*What to produce*: Scan the following material for the string "JSON" and copy each line in which it appears.

+===+

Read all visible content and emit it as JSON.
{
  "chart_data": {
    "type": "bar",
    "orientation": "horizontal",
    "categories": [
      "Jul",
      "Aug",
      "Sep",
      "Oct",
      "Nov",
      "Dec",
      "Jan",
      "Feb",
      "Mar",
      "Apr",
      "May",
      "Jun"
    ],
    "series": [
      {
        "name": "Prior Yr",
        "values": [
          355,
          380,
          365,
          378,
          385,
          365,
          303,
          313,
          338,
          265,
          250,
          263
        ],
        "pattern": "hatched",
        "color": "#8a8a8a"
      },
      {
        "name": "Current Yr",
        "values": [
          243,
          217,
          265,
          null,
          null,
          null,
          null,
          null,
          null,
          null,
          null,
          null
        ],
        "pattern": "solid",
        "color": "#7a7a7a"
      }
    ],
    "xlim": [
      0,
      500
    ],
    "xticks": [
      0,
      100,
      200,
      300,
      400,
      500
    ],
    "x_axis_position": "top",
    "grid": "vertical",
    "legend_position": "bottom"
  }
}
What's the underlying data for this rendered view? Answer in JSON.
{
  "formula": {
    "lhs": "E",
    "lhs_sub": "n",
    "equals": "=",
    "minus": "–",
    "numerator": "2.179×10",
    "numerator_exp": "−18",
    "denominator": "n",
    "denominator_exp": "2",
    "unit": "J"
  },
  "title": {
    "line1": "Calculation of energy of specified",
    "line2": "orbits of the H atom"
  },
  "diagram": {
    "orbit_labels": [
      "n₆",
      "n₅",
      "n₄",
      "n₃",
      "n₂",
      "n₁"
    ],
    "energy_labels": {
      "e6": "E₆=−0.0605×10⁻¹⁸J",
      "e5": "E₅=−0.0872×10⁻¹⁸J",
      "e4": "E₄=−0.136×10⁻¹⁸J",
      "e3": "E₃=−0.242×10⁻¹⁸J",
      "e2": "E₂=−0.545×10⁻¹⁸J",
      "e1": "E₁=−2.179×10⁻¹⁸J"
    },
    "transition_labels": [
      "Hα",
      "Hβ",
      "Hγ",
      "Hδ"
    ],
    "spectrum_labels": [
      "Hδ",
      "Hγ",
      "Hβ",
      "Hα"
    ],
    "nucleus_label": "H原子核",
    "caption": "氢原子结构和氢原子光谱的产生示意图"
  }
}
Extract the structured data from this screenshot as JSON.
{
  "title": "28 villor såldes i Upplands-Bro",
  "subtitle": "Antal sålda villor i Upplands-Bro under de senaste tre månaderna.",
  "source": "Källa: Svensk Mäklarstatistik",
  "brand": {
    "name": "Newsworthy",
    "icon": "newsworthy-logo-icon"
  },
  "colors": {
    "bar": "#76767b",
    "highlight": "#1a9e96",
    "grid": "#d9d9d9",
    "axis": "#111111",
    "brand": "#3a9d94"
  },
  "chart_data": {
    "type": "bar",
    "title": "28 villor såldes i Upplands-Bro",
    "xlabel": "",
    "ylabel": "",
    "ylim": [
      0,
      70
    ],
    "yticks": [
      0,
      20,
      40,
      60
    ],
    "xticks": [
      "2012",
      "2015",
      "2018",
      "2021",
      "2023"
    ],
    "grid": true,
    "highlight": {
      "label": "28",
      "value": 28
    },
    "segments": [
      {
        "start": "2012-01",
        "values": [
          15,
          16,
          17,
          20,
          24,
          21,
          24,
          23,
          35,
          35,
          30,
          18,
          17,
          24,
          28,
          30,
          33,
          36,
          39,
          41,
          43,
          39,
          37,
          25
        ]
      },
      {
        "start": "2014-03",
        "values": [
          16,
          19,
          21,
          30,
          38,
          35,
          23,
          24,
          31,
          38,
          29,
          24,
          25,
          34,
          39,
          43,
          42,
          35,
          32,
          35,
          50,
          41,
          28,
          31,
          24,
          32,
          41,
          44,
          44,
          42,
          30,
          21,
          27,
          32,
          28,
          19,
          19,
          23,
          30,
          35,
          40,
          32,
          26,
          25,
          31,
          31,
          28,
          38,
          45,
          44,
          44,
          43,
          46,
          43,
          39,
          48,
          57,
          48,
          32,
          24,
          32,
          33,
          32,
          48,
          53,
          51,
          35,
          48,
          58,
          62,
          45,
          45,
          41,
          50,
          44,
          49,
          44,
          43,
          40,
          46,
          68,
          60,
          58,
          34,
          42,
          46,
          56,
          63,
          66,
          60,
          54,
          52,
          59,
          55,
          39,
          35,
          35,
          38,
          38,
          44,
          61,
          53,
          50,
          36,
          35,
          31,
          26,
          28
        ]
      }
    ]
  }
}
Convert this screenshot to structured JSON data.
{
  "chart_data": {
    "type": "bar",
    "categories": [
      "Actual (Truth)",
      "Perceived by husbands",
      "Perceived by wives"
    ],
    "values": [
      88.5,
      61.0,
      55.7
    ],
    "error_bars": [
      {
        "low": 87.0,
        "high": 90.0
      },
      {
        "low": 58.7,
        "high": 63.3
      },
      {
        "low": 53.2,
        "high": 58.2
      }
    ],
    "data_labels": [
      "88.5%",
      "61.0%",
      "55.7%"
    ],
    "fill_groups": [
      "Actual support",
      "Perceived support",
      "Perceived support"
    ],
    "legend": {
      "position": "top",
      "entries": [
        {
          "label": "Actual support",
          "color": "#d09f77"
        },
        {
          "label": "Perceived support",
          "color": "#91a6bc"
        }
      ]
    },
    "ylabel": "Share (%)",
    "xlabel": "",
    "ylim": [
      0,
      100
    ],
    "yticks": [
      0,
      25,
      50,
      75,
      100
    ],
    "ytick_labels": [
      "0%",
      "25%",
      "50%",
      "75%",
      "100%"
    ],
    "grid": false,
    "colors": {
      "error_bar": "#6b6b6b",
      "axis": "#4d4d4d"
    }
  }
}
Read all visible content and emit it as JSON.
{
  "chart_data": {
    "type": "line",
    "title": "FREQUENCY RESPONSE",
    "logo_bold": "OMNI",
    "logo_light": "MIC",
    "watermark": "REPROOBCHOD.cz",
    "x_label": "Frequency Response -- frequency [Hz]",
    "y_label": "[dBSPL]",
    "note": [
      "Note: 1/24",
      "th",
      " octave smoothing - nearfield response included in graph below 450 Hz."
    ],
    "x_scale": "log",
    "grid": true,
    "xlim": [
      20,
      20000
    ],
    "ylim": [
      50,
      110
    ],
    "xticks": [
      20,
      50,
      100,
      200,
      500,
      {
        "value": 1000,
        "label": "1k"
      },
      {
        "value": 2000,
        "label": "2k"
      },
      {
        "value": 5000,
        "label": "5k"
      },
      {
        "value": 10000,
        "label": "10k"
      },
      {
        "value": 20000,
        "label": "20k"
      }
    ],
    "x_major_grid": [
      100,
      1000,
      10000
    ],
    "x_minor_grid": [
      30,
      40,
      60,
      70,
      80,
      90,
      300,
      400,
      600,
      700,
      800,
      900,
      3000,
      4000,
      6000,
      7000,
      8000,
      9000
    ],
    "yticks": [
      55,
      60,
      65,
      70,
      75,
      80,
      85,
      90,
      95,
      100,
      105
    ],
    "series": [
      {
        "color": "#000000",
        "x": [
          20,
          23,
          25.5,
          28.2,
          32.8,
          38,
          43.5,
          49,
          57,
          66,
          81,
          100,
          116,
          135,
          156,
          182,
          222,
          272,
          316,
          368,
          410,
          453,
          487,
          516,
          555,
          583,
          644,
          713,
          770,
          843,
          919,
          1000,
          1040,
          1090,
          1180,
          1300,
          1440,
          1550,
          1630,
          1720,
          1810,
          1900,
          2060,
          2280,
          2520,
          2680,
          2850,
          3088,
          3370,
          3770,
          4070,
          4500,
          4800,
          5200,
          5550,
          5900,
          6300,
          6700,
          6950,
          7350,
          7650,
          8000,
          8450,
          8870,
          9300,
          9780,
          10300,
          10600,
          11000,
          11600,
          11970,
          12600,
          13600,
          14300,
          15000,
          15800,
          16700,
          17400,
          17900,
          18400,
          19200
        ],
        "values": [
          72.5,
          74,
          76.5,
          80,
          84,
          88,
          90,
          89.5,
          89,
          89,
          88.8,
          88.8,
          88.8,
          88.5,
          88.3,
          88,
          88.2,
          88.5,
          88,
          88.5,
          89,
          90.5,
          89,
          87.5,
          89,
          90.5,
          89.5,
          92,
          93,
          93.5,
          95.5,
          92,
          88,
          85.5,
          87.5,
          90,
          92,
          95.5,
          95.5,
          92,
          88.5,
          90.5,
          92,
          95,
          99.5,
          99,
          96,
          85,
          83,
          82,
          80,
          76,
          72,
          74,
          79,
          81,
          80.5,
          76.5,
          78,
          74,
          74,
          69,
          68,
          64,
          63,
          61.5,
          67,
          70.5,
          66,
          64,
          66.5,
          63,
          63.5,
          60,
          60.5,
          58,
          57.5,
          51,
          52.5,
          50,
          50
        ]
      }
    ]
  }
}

+===+

*Solution*:
Read all visible content and emit it as JSON.
What's the underlying data for this rendered view? Answer in JSON.
Extract the structured data from this screenshot as JSON.
Convert this screenshot to structured JSON data.
Read all visible content and emit it as JSON.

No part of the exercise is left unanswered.